• Work to do
Return each line of the records holding the string "Garson".

• Raw data

= = = = =

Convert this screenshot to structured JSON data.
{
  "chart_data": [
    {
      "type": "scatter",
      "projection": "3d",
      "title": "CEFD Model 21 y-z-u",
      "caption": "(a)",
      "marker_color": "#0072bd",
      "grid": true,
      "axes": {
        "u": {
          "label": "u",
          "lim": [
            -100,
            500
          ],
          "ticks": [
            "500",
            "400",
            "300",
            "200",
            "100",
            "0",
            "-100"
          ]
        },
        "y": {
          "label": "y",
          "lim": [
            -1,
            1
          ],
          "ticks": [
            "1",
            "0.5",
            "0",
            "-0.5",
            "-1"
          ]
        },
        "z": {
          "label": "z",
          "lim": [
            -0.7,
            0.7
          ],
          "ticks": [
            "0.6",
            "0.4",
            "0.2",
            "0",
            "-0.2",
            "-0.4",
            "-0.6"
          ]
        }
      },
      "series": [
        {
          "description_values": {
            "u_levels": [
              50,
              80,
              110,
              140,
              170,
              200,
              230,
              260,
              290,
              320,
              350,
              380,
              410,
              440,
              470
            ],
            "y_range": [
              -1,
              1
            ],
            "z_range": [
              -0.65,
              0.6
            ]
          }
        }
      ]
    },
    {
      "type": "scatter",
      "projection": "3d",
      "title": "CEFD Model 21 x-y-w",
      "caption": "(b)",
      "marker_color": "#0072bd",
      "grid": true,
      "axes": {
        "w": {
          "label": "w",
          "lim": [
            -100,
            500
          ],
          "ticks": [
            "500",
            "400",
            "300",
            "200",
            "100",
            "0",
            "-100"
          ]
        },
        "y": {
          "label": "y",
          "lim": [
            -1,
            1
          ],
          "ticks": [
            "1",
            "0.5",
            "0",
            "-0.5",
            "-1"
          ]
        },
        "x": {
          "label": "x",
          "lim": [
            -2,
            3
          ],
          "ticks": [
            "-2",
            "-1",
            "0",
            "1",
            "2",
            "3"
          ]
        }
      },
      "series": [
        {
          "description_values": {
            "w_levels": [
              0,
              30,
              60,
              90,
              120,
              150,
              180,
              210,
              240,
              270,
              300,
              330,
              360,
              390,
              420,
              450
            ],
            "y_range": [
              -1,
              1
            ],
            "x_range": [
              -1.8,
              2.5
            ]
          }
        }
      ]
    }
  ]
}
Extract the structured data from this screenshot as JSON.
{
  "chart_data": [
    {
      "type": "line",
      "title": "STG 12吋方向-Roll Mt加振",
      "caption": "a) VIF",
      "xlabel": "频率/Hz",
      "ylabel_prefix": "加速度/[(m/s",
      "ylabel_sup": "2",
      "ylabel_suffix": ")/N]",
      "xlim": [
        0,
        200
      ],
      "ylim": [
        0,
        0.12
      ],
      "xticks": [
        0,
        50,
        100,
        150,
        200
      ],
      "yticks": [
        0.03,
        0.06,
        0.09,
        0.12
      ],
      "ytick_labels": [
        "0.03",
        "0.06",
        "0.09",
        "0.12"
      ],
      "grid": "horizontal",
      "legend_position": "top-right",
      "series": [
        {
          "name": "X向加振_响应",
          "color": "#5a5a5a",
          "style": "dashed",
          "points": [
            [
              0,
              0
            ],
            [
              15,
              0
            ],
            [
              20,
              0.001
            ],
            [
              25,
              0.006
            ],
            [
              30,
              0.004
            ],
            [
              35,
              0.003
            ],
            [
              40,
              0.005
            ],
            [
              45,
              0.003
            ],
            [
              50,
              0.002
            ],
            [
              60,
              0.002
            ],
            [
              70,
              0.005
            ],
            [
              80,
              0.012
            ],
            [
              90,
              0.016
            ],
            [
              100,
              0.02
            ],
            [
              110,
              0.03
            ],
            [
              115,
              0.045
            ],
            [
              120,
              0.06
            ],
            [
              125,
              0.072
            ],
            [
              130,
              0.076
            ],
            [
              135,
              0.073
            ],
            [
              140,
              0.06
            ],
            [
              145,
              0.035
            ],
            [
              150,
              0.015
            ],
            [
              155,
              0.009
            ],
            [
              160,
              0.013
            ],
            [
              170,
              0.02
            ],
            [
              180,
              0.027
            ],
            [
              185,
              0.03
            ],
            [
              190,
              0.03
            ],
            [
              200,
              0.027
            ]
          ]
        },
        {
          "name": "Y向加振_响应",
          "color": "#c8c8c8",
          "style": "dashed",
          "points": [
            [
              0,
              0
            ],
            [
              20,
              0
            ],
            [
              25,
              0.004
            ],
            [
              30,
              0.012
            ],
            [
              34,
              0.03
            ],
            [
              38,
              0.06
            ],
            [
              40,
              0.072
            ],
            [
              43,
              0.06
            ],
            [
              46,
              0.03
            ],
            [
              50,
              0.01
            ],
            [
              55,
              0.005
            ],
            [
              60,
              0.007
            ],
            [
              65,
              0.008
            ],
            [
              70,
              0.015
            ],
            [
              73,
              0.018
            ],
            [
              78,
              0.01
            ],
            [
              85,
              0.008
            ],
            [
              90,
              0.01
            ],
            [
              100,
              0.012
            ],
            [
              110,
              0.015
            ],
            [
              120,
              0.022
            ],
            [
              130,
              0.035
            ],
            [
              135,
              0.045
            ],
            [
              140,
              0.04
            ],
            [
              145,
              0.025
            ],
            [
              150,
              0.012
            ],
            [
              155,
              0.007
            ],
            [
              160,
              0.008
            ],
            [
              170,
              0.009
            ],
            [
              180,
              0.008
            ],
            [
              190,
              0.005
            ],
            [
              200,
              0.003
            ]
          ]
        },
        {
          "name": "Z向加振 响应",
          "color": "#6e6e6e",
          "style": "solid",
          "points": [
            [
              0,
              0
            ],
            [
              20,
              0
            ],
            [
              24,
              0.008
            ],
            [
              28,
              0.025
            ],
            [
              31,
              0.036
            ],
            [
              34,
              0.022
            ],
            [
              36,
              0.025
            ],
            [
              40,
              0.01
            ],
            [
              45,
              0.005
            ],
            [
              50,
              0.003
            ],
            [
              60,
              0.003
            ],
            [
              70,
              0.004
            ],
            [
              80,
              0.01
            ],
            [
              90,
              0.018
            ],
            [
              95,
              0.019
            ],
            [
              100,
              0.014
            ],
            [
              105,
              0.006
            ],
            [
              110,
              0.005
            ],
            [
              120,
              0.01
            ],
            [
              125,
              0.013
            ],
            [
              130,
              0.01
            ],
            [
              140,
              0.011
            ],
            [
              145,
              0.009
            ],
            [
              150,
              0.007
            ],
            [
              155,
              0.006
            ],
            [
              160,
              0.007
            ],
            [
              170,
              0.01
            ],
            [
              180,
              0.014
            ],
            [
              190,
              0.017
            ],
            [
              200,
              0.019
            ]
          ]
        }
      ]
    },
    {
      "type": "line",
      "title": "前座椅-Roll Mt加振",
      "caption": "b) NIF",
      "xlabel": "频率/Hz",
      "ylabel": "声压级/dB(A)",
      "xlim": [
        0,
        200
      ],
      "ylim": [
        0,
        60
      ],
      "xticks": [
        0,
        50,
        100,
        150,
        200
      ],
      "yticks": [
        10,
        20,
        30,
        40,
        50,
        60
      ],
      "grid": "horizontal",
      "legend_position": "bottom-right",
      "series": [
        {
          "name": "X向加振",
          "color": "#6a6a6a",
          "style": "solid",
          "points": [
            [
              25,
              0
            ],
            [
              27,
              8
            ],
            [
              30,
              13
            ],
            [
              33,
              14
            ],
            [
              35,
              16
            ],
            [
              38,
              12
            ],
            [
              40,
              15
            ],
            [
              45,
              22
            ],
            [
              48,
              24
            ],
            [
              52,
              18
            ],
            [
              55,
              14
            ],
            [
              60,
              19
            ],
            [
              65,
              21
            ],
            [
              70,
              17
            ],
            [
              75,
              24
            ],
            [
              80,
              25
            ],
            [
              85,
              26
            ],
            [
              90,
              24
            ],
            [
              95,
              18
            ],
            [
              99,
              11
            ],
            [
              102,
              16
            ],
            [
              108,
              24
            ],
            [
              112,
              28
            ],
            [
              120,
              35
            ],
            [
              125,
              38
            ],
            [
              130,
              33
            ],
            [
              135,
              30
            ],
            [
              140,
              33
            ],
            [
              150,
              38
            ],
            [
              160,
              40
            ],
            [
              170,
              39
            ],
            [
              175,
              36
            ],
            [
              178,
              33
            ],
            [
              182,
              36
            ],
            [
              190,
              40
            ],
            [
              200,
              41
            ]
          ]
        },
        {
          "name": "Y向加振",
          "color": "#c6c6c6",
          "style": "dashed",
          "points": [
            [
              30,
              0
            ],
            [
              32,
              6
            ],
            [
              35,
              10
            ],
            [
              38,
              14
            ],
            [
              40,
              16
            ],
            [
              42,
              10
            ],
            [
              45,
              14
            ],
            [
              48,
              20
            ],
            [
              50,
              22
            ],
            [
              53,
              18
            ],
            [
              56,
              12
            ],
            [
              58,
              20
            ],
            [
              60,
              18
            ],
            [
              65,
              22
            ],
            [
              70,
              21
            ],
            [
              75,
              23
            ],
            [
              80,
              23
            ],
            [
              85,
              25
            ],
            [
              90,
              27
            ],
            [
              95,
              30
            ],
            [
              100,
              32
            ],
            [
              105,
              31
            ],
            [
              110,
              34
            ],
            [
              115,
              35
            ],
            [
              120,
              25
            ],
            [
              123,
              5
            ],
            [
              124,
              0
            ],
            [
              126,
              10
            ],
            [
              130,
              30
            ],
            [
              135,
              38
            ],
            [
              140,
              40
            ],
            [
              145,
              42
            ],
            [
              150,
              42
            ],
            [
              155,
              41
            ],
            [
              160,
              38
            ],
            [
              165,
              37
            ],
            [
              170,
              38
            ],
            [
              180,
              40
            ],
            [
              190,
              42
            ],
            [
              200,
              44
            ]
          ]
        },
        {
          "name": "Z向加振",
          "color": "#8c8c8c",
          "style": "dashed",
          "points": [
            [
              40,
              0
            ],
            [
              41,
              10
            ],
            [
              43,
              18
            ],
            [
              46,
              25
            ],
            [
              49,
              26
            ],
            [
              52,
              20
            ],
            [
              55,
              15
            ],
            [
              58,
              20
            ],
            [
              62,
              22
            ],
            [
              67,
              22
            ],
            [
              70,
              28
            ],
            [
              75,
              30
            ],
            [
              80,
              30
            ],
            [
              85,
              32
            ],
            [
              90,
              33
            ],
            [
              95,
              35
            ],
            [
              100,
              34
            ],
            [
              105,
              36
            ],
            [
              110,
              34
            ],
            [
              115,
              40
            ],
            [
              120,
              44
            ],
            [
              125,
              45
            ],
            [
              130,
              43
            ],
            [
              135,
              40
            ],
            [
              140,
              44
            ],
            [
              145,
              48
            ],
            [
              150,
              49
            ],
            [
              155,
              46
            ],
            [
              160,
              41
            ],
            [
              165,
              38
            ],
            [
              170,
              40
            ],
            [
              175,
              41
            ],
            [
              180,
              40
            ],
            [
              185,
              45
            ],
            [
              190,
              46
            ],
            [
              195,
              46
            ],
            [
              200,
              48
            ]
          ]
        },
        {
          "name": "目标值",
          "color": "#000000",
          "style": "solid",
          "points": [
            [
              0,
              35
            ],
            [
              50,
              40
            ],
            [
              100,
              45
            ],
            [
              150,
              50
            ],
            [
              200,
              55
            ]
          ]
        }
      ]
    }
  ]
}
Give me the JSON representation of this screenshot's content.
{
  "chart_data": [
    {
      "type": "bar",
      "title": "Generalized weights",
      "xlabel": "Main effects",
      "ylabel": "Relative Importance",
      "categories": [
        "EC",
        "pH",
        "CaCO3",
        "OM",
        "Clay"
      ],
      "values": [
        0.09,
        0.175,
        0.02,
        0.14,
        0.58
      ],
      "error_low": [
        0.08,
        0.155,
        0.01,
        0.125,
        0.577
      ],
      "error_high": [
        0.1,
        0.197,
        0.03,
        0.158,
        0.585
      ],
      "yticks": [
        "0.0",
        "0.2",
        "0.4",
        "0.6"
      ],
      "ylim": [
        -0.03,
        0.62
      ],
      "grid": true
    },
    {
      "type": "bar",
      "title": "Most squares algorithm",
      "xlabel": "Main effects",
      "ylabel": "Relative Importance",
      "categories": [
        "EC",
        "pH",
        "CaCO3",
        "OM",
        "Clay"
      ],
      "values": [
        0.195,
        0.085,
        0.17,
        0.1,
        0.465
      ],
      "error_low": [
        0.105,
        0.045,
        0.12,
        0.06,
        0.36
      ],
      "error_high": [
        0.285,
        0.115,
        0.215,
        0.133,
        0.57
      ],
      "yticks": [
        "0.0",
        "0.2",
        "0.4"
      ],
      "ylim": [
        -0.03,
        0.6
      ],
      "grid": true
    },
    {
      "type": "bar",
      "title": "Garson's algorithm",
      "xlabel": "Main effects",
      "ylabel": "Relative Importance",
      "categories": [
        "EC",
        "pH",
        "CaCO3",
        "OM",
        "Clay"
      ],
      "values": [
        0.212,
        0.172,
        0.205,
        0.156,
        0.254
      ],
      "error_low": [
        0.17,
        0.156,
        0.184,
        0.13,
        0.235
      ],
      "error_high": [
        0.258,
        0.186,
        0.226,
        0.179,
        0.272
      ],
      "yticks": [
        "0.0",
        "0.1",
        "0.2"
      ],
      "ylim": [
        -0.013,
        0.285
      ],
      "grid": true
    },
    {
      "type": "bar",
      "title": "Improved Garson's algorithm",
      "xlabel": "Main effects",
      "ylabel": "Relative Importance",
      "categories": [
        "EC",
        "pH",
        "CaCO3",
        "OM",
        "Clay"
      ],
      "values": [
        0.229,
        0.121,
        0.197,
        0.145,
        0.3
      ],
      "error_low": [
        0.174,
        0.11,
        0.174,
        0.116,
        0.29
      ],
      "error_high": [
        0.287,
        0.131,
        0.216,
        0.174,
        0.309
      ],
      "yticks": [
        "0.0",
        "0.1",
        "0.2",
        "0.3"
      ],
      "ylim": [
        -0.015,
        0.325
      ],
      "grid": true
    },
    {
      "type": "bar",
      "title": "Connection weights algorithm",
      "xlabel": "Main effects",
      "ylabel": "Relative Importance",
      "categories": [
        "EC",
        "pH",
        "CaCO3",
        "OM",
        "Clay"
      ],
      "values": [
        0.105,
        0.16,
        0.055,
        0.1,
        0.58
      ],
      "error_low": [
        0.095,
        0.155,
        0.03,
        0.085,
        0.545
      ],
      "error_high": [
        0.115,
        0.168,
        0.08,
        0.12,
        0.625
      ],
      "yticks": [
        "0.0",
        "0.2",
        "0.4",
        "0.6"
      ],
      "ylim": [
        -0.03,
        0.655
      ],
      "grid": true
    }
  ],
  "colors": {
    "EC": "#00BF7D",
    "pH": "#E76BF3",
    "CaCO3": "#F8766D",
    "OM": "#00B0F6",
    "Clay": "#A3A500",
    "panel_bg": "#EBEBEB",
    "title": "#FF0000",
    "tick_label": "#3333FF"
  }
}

= = = = =

• Solved problem
      "title": "Garson's algorithm",
      "title": "Improved Garson's algorithm",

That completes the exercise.